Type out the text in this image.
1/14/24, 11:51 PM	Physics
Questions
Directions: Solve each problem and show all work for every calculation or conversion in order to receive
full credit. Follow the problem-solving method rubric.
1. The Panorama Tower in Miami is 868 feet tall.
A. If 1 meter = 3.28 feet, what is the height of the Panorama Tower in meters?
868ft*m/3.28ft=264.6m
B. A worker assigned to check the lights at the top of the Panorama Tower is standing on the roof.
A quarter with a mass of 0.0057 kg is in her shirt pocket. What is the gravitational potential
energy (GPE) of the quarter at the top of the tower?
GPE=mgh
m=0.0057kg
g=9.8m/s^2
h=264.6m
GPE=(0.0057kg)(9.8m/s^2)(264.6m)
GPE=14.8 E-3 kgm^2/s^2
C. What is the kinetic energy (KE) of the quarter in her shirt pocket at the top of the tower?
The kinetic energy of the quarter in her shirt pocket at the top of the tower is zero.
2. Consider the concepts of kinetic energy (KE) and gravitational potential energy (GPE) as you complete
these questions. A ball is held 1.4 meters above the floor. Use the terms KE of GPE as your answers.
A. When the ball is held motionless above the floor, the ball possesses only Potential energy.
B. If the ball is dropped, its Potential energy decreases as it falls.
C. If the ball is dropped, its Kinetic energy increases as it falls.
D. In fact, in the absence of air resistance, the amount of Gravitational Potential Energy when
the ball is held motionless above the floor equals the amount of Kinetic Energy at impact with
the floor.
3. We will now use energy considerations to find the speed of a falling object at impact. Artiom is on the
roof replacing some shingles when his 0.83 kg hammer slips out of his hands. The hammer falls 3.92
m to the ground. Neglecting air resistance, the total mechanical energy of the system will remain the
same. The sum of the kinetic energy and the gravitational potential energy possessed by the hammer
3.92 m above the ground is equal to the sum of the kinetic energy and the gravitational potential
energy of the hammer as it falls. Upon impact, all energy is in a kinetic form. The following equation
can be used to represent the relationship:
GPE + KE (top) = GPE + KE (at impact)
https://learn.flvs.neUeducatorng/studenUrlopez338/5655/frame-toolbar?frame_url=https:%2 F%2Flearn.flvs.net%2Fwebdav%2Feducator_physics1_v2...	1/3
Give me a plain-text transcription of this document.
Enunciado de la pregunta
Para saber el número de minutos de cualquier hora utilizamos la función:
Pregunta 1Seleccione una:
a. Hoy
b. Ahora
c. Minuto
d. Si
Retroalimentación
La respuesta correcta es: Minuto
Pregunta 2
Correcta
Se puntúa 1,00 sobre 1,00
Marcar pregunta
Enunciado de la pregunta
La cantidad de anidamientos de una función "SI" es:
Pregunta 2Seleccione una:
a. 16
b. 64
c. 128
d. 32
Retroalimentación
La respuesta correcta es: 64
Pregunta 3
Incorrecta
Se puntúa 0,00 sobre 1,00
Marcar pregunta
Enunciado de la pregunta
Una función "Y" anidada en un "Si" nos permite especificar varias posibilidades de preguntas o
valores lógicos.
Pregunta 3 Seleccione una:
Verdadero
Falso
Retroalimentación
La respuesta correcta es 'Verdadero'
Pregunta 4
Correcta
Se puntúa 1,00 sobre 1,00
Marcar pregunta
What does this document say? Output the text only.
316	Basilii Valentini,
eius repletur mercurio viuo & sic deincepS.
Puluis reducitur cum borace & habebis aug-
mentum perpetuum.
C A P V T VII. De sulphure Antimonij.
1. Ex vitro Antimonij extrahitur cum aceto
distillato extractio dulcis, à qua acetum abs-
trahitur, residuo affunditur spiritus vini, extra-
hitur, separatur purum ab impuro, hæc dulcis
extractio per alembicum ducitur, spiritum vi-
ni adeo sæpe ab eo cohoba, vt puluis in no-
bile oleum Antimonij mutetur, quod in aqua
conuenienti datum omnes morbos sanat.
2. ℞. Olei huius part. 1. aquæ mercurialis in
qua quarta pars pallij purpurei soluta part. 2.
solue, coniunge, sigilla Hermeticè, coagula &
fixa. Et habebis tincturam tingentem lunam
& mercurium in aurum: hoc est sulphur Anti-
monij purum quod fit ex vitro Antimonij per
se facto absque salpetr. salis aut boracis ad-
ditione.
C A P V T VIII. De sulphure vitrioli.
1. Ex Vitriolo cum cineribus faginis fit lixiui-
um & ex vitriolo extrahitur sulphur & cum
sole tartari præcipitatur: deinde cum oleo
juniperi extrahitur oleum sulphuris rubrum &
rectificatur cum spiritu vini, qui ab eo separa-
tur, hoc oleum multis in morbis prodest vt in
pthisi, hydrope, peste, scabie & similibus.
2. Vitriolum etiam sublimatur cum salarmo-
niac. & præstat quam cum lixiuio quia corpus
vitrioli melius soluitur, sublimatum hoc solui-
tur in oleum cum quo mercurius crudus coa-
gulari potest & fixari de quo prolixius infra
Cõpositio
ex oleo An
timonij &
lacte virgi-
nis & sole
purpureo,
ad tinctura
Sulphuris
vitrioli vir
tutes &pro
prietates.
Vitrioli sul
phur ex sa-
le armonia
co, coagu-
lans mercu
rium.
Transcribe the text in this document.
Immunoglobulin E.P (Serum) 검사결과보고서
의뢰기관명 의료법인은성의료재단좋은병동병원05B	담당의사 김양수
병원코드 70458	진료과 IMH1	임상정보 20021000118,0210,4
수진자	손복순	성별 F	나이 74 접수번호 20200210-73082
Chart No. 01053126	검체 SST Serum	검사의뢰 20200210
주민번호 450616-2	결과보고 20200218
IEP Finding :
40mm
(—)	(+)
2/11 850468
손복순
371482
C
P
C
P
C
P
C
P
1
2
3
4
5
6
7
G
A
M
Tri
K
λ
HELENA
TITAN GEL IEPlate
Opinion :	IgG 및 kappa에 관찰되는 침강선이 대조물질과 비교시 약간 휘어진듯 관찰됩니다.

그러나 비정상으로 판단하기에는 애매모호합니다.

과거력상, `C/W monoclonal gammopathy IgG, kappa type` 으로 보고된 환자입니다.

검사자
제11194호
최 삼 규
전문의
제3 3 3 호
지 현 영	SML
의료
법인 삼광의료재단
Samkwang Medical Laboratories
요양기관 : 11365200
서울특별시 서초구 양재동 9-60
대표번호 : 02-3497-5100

• • • • •

From the listing above, extract all records word for word.

Type out the text in this image.
1/14/24, 11:51 PM	Physics
Questions
Directions: Solve each problem and show all work for every calculation or conversion in order to receive
full credit. Follow the problem-solving method rubric.
1. The Panorama Tower in Miami is 868 feet tall.
A. If 1 meter = 3.28 feet, what is the height of the Panorama Tower in meters?
868ft*m/3.28ft=264.6m
B. A worker assigned to check the lights at the top of the Panorama Tower is standing on the roof.
A quarter with a mass of 0.0057 kg is in her shirt pocket. What is the gravitational potential
energy (GPE) of the quarter at the top of the tower?
GPE=mgh
m=0.0057kg
g=9.8m/s^2
h=264.6m
GPE=(0.0057kg)(9.8m/s^2)(264.6m)
GPE=14.8 E-3 kgm^2/s^2
C. What is the kinetic energy (KE) of the quarter in her shirt pocket at the top of the tower?
The kinetic energy of the quarter in her shirt pocket at the top of the tower is zero.
2. Consider the concepts of kinetic energy (KE) and gravitational potential energy (GPE) as you complete
these questions. A ball is held 1.4 meters above the floor. Use the terms KE of GPE as your answers.
A. When the ball is held motionless above the floor, the ball possesses only Potential energy.
B. If the ball is dropped, its Potential energy decreases as it falls.
C. If the ball is dropped, its Kinetic energy increases as it falls.
D. In fact, in the absence of air resistance, the amount of Gravitational Potential Energy when
the ball is held motionless above the floor equals the amount of Kinetic Energy at impact with
the floor.
3. We will now use energy considerations to find the speed of a falling object at impact. Artiom is on the
roof replacing some shingles when his 0.83 kg hammer slips out of his hands. The hammer falls 3.92
m to the ground. Neglecting air resistance, the total mechanical energy of the system will remain the
same. The sum of the kinetic energy and the gravitational potential energy possessed by the hammer
3.92 m above the ground is equal to the sum of the kinetic energy and the gravitational potential
energy of the hammer as it falls. Upon impact, all energy is in a kinetic form. The following equation
can be used to represent the relationship:
GPE + KE (top) = GPE + KE (at impact)
https://learn.flvs.neUeducatorng/studenUrlopez338/5655/frame-toolbar?frame_url=https:%2 F%2Flearn.flvs.net%2Fwebdav%2Feducator_physics1_v2...	1/3
Give me a plain-text transcription of this document.
Enunciado de la pregunta
Para saber el número de minutos de cualquier hora utilizamos la función:
Pregunta 1Seleccione una:
a. Hoy
b. Ahora
c. Minuto
d. Si
Retroalimentación
La respuesta correcta es: Minuto
Pregunta 2
Correcta
Se puntúa 1,00 sobre 1,00
Marcar pregunta
Enunciado de la pregunta
La cantidad de anidamientos de una función "SI" es:
Pregunta 2Seleccione una:
a. 16
b. 64
c. 128
d. 32
Retroalimentación
La respuesta correcta es: 64
Pregunta 3
Incorrecta
Se puntúa 0,00 sobre 1,00
Marcar pregunta
Enunciado de la pregunta
Una función "Y" anidada en un "Si" nos permite especificar varias posibilidades de preguntas o
valores lógicos.
Pregunta 3 Seleccione una:
Verdadero
Falso
Retroalimentación
La respuesta correcta es 'Verdadero'
Pregunta 4
Correcta
Se puntúa 1,00 sobre 1,00
Marcar pregunta
What does this document say? Output the text only.
316	Basilii Valentini,
eius repletur mercurio viuo & sic deincepS.
Puluis reducitur cum borace & habebis aug-
mentum perpetuum.
C A P V T VII. De sulphure Antimonij.
1. Ex vitro Antimonij extrahitur cum aceto
distillato extractio dulcis, à qua acetum abs-
trahitur, residuo affunditur spiritus vini, extra-
hitur, separatur purum ab impuro, hæc dulcis
extractio per alembicum ducitur, spiritum vi-
ni adeo sæpe ab eo cohoba, vt puluis in no-
bile oleum Antimonij mutetur, quod in aqua
conuenienti datum omnes morbos sanat.
2. ℞. Olei huius part. 1. aquæ mercurialis in
qua quarta pars pallij purpurei soluta part. 2.
solue, coniunge, sigilla Hermeticè, coagula &
fixa. Et habebis tincturam tingentem lunam
& mercurium in aurum: hoc est sulphur Anti-
monij purum quod fit ex vitro Antimonij per
se facto absque salpetr. salis aut boracis ad-
ditione.
C A P V T VIII. De sulphure vitrioli.
1. Ex Vitriolo cum cineribus faginis fit lixiui-
um & ex vitriolo extrahitur sulphur & cum
sole tartari præcipitatur: deinde cum oleo
juniperi extrahitur oleum sulphuris rubrum &
rectificatur cum spiritu vini, qui ab eo separa-
tur, hoc oleum multis in morbis prodest vt in
pthisi, hydrope, peste, scabie & similibus.
2. Vitriolum etiam sublimatur cum salarmo-
niac. & præstat quam cum lixiuio quia corpus
vitrioli melius soluitur, sublimatum hoc solui-
tur in oleum cum quo mercurius crudus coa-
gulari potest & fixari de quo prolixius infra
Cõpositio
ex oleo An
timonij &
lacte virgi-
nis & sole
purpureo,
ad tinctura
Sulphuris
vitrioli vir
tutes &pro
prietates.
Vitrioli sul
phur ex sa-
le armonia
co, coagu-
lans mercu
rium.
Transcribe the text in this document.
Immunoglobulin E.P (Serum) 검사결과보고서
의뢰기관명 의료법인은성의료재단좋은병동병원05B	담당의사 김양수
병원코드 70458	진료과 IMH1	임상정보 20021000118,0210,4
수진자	손복순	성별 F	나이 74 접수번호 20200210-73082
Chart No. 01053126	검체 SST Serum	검사의뢰 20200210
주민번호 450616-2	결과보고 20200218
IEP Finding :
40mm
(—)	(+)
2/11 850468
손복순
371482
C
P
C
P
C
P
C
P
1
2
3
4
5
6
7
G
A
M
Tri
K
λ
HELENA
TITAN GEL IEPlate
Opinion :	IgG 및 kappa에 관찰되는 침강선이 대조물질과 비교시 약간 휘어진듯 관찰됩니다.

그러나 비정상으로 판단하기에는 애매모호합니다.

과거력상, `C/W monoclonal gammopathy IgG, kappa type` 으로 보고된 환자입니다.

검사자
제11194호
최 삼 규
전문의
제3 3 3 호
지 현 영	SML
의료
법인 삼광의료재단
Samkwang Medical Laboratories
요양기관 : 11365200
서울특별시 서초구 양재동 9-60
대표번호 : 02-3497-5100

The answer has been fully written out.